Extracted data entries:
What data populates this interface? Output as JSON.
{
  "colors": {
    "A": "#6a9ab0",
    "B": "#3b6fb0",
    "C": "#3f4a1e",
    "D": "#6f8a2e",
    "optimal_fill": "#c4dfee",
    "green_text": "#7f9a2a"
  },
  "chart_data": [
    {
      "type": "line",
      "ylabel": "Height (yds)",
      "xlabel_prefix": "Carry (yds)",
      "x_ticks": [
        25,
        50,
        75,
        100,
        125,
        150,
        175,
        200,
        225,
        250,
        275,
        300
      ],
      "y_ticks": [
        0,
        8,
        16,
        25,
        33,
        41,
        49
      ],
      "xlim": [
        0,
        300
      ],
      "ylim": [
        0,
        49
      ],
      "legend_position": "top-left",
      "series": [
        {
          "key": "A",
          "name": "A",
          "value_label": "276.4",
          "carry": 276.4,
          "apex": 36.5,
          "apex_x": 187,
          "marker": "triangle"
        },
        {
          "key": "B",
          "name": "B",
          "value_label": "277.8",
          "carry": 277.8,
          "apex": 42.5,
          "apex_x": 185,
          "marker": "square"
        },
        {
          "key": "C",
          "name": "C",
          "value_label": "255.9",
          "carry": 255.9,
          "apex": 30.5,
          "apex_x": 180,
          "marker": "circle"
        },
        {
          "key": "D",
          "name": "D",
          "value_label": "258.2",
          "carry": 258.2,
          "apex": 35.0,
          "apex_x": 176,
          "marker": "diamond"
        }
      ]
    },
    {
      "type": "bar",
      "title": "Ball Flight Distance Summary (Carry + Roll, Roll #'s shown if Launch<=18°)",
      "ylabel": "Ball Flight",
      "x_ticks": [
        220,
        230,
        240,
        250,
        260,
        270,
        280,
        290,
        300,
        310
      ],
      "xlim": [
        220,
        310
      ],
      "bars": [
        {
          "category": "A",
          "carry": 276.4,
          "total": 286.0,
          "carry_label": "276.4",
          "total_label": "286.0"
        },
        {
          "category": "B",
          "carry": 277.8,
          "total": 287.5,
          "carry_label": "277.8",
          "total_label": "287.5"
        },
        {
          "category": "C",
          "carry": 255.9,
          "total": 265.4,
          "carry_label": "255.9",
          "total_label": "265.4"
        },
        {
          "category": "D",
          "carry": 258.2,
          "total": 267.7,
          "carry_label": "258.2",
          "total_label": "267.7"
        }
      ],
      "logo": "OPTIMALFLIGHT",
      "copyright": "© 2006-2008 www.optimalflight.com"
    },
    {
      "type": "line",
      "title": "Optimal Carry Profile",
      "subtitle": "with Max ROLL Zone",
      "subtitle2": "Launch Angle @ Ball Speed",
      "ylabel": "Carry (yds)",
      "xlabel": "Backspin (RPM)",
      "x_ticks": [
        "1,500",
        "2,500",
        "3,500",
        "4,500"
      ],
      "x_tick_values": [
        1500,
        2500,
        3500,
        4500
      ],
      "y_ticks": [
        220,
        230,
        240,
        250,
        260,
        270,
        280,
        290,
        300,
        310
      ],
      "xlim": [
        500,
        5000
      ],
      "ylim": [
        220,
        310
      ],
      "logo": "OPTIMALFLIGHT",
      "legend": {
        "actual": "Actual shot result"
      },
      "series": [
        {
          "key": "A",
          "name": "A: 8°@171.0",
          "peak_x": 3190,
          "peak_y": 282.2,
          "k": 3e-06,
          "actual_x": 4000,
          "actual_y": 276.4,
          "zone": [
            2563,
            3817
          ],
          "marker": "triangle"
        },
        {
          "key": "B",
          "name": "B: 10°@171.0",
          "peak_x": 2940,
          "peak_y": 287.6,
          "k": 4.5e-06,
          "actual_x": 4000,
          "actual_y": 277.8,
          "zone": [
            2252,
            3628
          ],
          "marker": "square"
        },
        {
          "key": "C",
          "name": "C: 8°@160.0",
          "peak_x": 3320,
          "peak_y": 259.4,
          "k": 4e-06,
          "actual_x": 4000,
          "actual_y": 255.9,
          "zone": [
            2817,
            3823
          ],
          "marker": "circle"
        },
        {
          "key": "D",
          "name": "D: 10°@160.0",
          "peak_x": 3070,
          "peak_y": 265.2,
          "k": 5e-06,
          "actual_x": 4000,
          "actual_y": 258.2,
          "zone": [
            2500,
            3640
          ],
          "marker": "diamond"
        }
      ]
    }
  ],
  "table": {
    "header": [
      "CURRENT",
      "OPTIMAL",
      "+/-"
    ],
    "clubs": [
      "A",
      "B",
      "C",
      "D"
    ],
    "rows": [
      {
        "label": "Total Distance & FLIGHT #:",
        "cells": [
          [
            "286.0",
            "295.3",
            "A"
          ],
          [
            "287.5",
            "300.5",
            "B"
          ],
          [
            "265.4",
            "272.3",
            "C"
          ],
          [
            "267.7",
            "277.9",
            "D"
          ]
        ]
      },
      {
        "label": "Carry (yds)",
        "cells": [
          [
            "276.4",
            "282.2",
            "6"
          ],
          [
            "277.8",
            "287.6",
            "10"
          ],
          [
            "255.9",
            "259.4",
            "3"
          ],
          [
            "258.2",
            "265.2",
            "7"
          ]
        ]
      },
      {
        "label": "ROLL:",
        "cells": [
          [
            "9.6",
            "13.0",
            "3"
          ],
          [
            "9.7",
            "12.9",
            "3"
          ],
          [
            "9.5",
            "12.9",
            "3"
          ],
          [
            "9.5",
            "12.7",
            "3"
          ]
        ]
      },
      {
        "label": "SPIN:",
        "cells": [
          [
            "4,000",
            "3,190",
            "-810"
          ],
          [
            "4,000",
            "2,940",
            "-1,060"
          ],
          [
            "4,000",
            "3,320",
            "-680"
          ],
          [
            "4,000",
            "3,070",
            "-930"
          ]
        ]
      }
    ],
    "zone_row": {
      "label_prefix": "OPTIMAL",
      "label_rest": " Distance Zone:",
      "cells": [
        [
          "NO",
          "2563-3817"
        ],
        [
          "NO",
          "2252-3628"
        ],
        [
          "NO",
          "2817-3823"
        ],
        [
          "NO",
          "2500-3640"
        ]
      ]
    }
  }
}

Given task:
Output every entry shown above, exactly.

Result for this exercise:
What data populates this interface? Output as JSON.
{
  "colors": {
    "A": "#6a9ab0",
    "B": "#3b6fb0",
    "C": "#3f4a1e",
    "D": "#6f8a2e",
    "optimal_fill": "#c4dfee",
    "green_text": "#7f9a2a"
  },
  "chart_data": [
    {
      "type": "line",
      "ylabel": "Height (yds)",
      "xlabel_prefix": "Carry (yds)",
      "x_ticks": [
        25,
        50,
        75,
        100,
        125,
        150,
        175,
        200,
        225,
        250,
        275,
        300
      ],
      "y_ticks": [
        0,
        8,
        16,
        25,
        33,
        41,
        49
      ],
      "xlim": [
        0,
        300
      ],
      "ylim": [
        0,
        49
      ],
      "legend_position": "top-left",
      "series": [
        {
          "key": "A",
          "name": "A",
          "value_label": "276.4",
          "carry": 276.4,
          "apex": 36.5,
          "apex_x": 187,
          "marker": "triangle"
        },
        {
          "key": "B",
          "name": "B",
          "value_label": "277.8",
          "carry": 277.8,
          "apex": 42.5,
          "apex_x": 185,
          "marker": "square"
        },
        {
          "key": "C",
          "name": "C",
          "value_label": "255.9",
          "carry": 255.9,
          "apex": 30.5,
          "apex_x": 180,
          "marker": "circle"
        },
        {
          "key": "D",
          "name": "D",
          "value_label": "258.2",
          "carry": 258.2,
          "apex": 35.0,
          "apex_x": 176,
          "marker": "diamond"
        }
      ]
    },
    {
      "type": "bar",
      "title": "Ball Flight Distance Summary (Carry + Roll, Roll #'s shown if Launch<=18°)",
      "ylabel": "Ball Flight",
      "x_ticks": [
        220,
        230,
        240,
        250,
        260,
        270,
        280,
        290,
        300,
        310
      ],
      "xlim": [
        220,
        310
      ],
      "bars": [
        {
          "category": "A",
          "carry": 276.4,
          "total": 286.0,
          "carry_label": "276.4",
          "total_label": "286.0"
        },
        {
          "category": "B",
          "carry": 277.8,
          "total": 287.5,
          "carry_label": "277.8",
          "total_label": "287.5"
        },
        {
          "category": "C",
          "carry": 255.9,
          "total": 265.4,
          "carry_label": "255.9",
          "total_label": "265.4"
        },
        {
          "category": "D",
          "carry": 258.2,
          "total": 267.7,
          "carry_label": "258.2",
          "total_label": "267.7"
        }
      ],
      "logo": "OPTIMALFLIGHT",
      "copyright": "© 2006-2008 www.optimalflight.com"
    },
    {
      "type": "line",
      "title": "Optimal Carry Profile",
      "subtitle": "with Max ROLL Zone",
      "subtitle2": "Launch Angle @ Ball Speed",
      "ylabel": "Carry (yds)",
      "xlabel": "Backspin (RPM)",
      "x_ticks": [
        "1,500",
        "2,500",
        "3,500",
        "4,500"
      ],
      "x_tick_values": [
        1500,
        2500,
        3500,
        4500
      ],
      "y_ticks": [
        220,
        230,
        240,
        250,
        260,
        270,
        280,
        290,
        300,
        310
      ],
      "xlim": [
        500,
        5000
      ],
      "ylim": [
        220,
        310
      ],
      "logo": "OPTIMALFLIGHT",
      "legend": {
        "actual": "Actual shot result"
      },
      "series": [
        {
          "key": "A",
          "name": "A: 8°@171.0",
          "peak_x": 3190,
          "peak_y": 282.2,
          "k": 3e-06,
          "actual_x": 4000,
          "actual_y": 276.4,
          "zone": [
            2563,
            3817
          ],
          "marker": "triangle"
        },
        {
          "key": "B",
          "name": "B: 10°@171.0",
          "peak_x": 2940,
          "peak_y": 287.6,
          "k": 4.5e-06,
          "actual_x": 4000,
          "actual_y": 277.8,
          "zone": [
            2252,
            3628
          ],
          "marker": "square"
        },
        {
          "key": "C",
          "name": "C: 8°@160.0",
          "peak_x": 3320,
          "peak_y": 259.4,
          "k": 4e-06,
          "actual_x": 4000,
          "actual_y": 255.9,
          "zone": [
            2817,
            3823
          ],
          "marker": "circle"
        },
        {
          "key": "D",
          "name": "D: 10°@160.0",
          "peak_x": 3070,
          "peak_y": 265.2,
          "k": 5e-06,
          "actual_x": 4000,
          "actual_y": 258.2,
          "zone": [
            2500,
            3640
          ],
          "marker": "diamond"
        }
      ]
    }
  ],
  "table": {
    "header": [
      "CURRENT",
      "OPTIMAL",
      "+/-"
    ],
    "clubs": [
      "A",
      "B",
      "C",
      "D"
    ],
    "rows": [
      {
        "label": "Total Distance & FLIGHT #:",
        "cells": [
          [
            "286.0",
            "295.3",
            "A"
          ],
          [
            "287.5",
            "300.5",
            "B"
          ],
          [
            "265.4",
            "272.3",
            "C"
          ],
          [
            "267.7",
            "277.9",
            "D"
          ]
        ]
      },
      {
        "label": "Carry (yds)",
        "cells": [
          [
            "276.4",
            "282.2",
            "6"
          ],
          [
            "277.8",
            "287.6",
            "10"
          ],
          [
            "255.9",
            "259.4",
            "3"
          ],
          [
            "258.2",
            "265.2",
            "7"
          ]
        ]
      },
      {
        "label": "ROLL:",
        "cells": [
          [
            "9.6",
            "13.0",
            "3"
          ],
          [
            "9.7",
            "12.9",
            "3"
          ],
          [
            "9.5",
            "12.9",
            "3"
          ],
          [
            "9.5",
            "12.7",
            "3"
          ]
        ]
      },
      {
        "label": "SPIN:",
        "cells": [
          [
            "4,000",
            "3,190",
            "-810"
          ],
          [
            "4,000",
            "2,940",
            "-1,060"
          ],
          [
            "4,000",
            "3,320",
            "-680"
          ],
          [
            "4,000",
            "3,070",
            "-930"
          ]
        ]
      }
    ],
    "zone_row": {
      "label_prefix": "OPTIMAL",
      "label_rest": " Distance Zone:",
      "cells": [
        [
          "NO",
          "2563-3817"
        ],
        [
          "NO",
          "2252-3628"
        ],
        [
          "NO",
          "2817-3823"
        ],
        [
          "NO",
          "2500-3640"
        ]
      ]
    }
  }
}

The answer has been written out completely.